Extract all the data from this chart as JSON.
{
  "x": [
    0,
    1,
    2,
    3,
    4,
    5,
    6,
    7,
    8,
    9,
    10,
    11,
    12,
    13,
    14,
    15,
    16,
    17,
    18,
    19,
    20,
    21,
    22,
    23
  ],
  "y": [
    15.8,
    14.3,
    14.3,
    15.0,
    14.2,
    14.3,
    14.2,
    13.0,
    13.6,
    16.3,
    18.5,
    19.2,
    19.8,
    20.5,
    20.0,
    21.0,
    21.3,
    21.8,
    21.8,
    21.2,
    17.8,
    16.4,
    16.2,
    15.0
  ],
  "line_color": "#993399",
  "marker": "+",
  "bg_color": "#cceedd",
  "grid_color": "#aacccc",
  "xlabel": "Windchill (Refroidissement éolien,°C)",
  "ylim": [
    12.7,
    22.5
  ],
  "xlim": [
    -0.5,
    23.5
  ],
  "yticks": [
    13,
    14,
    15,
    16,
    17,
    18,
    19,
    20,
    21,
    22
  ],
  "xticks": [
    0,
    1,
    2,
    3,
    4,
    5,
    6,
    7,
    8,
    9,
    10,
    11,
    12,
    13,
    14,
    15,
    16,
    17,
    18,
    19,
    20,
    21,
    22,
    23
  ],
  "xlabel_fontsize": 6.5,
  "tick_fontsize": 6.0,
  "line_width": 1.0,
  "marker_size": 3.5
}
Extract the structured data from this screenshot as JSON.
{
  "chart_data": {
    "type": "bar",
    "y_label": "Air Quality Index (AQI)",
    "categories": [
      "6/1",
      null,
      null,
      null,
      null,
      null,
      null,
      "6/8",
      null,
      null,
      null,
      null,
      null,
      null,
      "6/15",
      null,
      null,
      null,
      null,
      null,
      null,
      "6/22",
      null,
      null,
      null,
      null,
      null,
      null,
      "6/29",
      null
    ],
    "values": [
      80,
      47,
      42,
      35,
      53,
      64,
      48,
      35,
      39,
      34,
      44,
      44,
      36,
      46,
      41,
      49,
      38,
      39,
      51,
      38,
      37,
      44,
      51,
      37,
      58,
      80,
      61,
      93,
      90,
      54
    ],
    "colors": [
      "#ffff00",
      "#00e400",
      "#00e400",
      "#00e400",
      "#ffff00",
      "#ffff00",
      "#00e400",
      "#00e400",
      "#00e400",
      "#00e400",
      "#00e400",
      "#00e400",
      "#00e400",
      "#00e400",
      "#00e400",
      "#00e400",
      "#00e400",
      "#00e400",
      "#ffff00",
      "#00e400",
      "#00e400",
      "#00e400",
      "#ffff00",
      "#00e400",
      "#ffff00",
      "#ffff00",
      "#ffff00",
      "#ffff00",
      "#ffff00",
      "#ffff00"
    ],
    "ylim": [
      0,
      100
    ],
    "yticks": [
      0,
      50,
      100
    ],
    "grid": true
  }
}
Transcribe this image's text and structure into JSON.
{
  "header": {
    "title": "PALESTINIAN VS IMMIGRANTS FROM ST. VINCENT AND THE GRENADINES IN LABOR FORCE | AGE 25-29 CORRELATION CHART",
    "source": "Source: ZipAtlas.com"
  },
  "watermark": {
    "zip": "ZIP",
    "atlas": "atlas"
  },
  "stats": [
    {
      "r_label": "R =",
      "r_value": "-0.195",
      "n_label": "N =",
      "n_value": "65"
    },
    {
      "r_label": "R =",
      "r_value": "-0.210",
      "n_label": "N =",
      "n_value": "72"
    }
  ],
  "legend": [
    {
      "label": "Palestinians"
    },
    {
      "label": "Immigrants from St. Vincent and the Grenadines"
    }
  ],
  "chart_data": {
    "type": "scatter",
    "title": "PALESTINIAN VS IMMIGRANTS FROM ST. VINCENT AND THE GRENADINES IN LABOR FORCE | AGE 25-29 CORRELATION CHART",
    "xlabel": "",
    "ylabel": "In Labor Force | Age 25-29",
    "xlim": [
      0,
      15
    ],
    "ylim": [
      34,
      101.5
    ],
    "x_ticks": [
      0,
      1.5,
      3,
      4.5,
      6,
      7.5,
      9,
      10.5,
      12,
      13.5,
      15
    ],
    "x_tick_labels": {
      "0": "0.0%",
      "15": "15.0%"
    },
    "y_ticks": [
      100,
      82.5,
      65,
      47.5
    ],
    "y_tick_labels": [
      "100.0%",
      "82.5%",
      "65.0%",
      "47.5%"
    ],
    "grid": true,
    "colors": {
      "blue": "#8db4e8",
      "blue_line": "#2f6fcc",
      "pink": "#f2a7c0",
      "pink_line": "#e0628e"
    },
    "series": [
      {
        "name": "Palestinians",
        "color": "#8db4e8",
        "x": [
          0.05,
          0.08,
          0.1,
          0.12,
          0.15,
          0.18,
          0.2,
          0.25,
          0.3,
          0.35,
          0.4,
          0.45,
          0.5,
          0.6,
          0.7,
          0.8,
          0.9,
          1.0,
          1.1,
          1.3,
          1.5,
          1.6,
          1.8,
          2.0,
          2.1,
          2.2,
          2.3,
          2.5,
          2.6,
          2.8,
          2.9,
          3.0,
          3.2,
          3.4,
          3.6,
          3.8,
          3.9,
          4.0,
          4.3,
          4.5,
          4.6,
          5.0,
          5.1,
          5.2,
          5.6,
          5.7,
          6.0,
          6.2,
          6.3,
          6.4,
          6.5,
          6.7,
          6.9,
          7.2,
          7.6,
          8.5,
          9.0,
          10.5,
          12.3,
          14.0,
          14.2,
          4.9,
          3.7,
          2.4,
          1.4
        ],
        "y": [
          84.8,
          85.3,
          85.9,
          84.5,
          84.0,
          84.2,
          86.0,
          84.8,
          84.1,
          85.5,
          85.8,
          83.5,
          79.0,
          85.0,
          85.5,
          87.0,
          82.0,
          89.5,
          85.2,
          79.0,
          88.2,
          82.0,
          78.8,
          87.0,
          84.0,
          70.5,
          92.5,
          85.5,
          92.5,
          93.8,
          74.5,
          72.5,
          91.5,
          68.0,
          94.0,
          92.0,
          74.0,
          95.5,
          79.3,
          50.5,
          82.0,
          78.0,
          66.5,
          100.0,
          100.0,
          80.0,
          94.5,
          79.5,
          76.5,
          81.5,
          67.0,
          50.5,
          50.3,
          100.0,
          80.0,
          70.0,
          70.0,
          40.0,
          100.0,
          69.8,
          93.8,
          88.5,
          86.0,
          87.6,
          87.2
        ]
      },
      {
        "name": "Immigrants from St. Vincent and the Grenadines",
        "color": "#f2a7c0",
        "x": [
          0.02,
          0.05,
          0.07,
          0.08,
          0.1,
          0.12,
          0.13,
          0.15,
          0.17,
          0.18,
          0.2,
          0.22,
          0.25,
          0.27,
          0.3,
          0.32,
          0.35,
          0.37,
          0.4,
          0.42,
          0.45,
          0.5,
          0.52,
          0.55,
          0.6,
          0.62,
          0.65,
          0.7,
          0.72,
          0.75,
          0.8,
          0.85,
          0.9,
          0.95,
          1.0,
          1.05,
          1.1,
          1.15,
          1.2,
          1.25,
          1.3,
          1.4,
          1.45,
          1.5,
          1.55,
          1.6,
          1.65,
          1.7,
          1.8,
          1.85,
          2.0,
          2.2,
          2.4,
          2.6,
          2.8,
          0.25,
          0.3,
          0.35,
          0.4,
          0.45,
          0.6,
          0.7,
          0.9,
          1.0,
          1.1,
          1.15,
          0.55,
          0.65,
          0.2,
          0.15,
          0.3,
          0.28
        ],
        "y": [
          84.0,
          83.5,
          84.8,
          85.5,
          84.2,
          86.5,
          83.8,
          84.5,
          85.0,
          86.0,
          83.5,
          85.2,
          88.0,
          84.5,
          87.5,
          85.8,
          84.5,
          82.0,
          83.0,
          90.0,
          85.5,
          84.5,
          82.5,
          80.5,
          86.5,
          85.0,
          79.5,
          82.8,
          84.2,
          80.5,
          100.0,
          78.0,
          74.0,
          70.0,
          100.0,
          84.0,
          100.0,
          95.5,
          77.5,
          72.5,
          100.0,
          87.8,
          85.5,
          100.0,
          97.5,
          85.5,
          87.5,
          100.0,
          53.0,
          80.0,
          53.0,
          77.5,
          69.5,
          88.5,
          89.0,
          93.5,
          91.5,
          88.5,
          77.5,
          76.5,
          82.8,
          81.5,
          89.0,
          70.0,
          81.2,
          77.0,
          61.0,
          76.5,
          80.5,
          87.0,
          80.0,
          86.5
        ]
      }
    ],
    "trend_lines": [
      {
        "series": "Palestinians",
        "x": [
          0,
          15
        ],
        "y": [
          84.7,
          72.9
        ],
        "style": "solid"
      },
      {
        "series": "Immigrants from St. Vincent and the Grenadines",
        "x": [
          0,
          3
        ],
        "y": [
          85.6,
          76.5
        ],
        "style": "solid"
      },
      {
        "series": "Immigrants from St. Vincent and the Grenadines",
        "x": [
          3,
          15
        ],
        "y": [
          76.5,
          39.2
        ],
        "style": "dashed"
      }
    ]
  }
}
■ ■ ■
What is required =
From the listing above, collect each line in which the string "Palestinians" appears.

Solution for this problem =
      "label": "Palestinians"
        "name": "Palestinians",
        "series": "Palestinians",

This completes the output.